Problem to solve: Count the lines in the records below that contain the word "agent", and reply with only that number.

Material for the task:
☆ ☆ ☆

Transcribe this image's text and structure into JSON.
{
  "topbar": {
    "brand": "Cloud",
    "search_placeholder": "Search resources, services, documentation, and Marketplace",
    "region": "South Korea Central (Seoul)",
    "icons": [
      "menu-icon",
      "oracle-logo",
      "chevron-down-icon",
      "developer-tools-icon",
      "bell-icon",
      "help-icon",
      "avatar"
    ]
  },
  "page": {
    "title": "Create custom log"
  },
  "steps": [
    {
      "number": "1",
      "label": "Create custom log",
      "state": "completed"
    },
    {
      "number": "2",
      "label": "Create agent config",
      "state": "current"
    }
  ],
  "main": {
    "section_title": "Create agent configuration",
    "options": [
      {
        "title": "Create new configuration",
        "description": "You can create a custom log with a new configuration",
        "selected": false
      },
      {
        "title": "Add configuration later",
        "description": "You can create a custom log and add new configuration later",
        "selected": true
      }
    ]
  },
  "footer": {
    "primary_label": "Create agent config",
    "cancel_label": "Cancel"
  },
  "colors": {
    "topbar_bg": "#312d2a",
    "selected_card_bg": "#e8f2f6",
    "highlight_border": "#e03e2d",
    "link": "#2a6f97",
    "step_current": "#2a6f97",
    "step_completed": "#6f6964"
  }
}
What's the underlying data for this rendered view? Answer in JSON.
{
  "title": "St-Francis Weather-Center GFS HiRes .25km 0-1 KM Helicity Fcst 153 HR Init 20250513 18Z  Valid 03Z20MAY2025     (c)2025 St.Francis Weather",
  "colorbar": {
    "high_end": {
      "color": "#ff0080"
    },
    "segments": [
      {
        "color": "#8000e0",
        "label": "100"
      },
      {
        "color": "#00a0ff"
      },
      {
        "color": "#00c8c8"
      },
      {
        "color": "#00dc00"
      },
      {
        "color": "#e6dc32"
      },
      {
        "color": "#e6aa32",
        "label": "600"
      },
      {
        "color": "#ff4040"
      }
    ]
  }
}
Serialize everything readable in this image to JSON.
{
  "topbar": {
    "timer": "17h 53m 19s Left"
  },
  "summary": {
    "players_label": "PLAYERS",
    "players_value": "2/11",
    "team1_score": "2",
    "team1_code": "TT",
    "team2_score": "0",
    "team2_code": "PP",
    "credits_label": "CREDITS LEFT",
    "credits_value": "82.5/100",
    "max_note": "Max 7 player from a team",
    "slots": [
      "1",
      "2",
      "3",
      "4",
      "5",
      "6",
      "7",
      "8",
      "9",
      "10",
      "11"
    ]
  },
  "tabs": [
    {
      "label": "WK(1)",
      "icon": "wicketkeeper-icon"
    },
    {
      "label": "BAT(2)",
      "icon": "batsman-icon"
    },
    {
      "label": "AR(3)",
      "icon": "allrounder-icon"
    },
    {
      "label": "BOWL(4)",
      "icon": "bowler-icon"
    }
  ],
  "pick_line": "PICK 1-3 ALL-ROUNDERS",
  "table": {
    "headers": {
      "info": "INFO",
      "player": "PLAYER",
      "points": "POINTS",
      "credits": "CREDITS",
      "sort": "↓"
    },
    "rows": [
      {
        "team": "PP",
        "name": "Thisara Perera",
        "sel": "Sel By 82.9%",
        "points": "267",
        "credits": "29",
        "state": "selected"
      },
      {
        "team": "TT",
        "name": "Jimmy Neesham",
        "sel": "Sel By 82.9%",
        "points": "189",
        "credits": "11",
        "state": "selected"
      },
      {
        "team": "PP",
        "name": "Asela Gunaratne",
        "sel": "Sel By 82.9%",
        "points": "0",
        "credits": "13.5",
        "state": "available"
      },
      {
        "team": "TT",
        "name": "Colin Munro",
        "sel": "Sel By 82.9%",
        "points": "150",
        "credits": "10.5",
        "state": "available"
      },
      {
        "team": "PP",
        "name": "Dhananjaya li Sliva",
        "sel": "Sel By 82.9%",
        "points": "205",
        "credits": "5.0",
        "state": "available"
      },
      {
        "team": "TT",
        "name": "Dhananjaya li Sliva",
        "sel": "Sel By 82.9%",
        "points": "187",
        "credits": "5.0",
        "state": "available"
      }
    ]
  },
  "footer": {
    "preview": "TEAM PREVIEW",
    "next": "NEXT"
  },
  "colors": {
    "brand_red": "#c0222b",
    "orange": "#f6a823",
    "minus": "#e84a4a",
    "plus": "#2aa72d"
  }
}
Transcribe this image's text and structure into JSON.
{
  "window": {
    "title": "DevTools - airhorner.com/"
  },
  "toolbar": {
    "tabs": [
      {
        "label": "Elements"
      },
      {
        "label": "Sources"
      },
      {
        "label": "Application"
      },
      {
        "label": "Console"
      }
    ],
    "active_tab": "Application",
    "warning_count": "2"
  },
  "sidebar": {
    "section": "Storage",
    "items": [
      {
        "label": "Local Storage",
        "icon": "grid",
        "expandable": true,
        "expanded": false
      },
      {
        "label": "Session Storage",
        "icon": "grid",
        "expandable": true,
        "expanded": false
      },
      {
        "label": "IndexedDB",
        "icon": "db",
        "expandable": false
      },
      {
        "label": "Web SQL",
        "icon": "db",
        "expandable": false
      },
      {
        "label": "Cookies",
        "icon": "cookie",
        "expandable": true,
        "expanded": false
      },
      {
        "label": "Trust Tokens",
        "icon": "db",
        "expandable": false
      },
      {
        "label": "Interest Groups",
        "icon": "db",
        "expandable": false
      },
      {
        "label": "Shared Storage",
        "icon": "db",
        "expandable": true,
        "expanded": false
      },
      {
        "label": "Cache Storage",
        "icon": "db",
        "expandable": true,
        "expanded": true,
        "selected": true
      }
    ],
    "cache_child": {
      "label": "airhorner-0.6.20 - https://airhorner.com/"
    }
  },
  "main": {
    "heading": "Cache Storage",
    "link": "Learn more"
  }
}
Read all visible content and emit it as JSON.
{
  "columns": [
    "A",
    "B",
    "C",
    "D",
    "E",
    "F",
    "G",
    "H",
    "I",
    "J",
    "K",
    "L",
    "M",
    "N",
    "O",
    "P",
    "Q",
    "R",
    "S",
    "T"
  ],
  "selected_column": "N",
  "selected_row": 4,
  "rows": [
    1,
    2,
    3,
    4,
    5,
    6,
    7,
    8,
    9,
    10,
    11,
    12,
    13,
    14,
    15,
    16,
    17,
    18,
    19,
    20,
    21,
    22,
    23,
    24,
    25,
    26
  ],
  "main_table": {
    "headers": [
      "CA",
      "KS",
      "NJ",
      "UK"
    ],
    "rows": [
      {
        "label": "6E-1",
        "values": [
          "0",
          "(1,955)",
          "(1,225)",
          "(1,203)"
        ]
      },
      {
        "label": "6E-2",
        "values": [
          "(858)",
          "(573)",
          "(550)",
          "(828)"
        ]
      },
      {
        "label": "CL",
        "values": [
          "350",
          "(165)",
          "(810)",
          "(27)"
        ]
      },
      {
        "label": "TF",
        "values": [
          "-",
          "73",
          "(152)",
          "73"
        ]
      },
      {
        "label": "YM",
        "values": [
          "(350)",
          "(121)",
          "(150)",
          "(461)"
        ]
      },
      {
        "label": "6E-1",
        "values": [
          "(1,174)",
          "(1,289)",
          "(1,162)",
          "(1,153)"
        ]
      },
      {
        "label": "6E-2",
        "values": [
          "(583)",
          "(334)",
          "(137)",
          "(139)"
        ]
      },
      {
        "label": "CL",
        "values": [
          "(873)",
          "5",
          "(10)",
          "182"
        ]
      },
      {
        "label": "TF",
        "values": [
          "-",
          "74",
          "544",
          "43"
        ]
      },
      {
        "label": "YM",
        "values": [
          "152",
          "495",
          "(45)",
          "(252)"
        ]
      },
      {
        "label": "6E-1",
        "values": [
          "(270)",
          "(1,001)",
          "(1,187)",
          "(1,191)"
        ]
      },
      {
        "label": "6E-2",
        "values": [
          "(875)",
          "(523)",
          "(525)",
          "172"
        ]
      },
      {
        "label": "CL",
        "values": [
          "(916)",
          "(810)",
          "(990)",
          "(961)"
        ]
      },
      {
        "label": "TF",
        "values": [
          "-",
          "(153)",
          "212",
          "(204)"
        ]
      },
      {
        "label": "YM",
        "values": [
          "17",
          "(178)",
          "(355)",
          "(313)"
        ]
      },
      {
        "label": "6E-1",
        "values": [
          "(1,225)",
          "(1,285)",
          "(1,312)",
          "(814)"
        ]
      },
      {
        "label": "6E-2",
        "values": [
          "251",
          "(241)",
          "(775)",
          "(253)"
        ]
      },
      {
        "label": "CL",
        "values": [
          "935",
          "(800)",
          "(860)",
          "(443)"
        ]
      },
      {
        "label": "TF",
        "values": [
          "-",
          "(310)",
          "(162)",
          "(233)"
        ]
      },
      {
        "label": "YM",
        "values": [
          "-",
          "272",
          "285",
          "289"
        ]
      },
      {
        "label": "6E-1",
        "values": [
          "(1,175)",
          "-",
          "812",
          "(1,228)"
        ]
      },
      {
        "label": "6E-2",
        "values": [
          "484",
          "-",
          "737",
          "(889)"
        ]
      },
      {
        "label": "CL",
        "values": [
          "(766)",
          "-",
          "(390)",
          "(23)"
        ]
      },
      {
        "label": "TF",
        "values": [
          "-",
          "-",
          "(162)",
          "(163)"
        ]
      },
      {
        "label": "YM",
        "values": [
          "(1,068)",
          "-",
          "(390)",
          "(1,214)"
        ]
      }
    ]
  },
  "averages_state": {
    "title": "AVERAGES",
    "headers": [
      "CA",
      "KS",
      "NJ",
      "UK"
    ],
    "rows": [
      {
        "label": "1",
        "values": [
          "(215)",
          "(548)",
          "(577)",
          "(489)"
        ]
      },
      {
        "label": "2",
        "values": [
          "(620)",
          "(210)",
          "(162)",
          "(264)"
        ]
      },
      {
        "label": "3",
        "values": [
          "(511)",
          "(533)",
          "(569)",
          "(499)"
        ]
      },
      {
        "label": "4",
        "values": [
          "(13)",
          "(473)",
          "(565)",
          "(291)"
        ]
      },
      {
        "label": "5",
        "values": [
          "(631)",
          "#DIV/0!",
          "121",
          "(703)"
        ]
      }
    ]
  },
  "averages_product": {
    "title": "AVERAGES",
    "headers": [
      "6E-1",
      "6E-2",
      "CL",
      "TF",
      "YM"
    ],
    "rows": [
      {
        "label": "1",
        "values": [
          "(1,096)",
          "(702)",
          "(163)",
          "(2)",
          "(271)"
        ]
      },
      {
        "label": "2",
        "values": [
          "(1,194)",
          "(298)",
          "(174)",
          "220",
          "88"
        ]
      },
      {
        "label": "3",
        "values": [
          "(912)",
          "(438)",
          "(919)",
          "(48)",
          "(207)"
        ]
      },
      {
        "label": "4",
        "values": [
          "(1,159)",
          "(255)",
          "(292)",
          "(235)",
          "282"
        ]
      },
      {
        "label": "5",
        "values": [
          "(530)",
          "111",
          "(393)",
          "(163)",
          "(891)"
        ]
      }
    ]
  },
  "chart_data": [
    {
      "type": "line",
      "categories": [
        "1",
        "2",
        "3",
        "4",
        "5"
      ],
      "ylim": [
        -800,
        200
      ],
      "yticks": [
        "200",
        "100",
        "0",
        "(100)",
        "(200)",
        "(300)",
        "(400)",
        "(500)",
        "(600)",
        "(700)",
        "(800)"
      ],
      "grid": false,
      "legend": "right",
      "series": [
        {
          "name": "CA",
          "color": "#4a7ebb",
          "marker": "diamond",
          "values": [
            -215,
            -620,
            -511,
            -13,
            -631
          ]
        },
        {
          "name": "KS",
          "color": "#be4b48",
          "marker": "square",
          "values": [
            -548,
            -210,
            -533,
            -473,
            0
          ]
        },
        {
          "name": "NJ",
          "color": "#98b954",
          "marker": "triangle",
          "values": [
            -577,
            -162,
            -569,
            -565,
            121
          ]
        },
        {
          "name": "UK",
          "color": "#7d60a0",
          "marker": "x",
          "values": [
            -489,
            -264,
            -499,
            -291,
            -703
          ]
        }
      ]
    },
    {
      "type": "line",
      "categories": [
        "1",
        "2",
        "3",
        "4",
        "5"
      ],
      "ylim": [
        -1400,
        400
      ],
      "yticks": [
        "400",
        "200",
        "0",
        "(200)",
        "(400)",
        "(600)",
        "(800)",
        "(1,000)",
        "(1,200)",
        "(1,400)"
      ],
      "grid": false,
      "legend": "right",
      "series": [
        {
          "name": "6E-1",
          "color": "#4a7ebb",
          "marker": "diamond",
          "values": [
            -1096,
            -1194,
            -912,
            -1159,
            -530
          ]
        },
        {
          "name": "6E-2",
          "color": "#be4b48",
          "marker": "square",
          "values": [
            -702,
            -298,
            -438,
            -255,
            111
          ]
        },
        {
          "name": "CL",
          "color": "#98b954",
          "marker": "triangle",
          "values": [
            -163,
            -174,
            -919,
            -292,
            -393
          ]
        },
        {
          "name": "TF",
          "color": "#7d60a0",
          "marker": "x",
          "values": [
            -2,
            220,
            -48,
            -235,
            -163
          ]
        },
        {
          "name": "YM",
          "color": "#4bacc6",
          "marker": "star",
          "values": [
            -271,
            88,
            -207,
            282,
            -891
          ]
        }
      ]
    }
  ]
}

☆ ☆ ☆

Result for this exercise: 3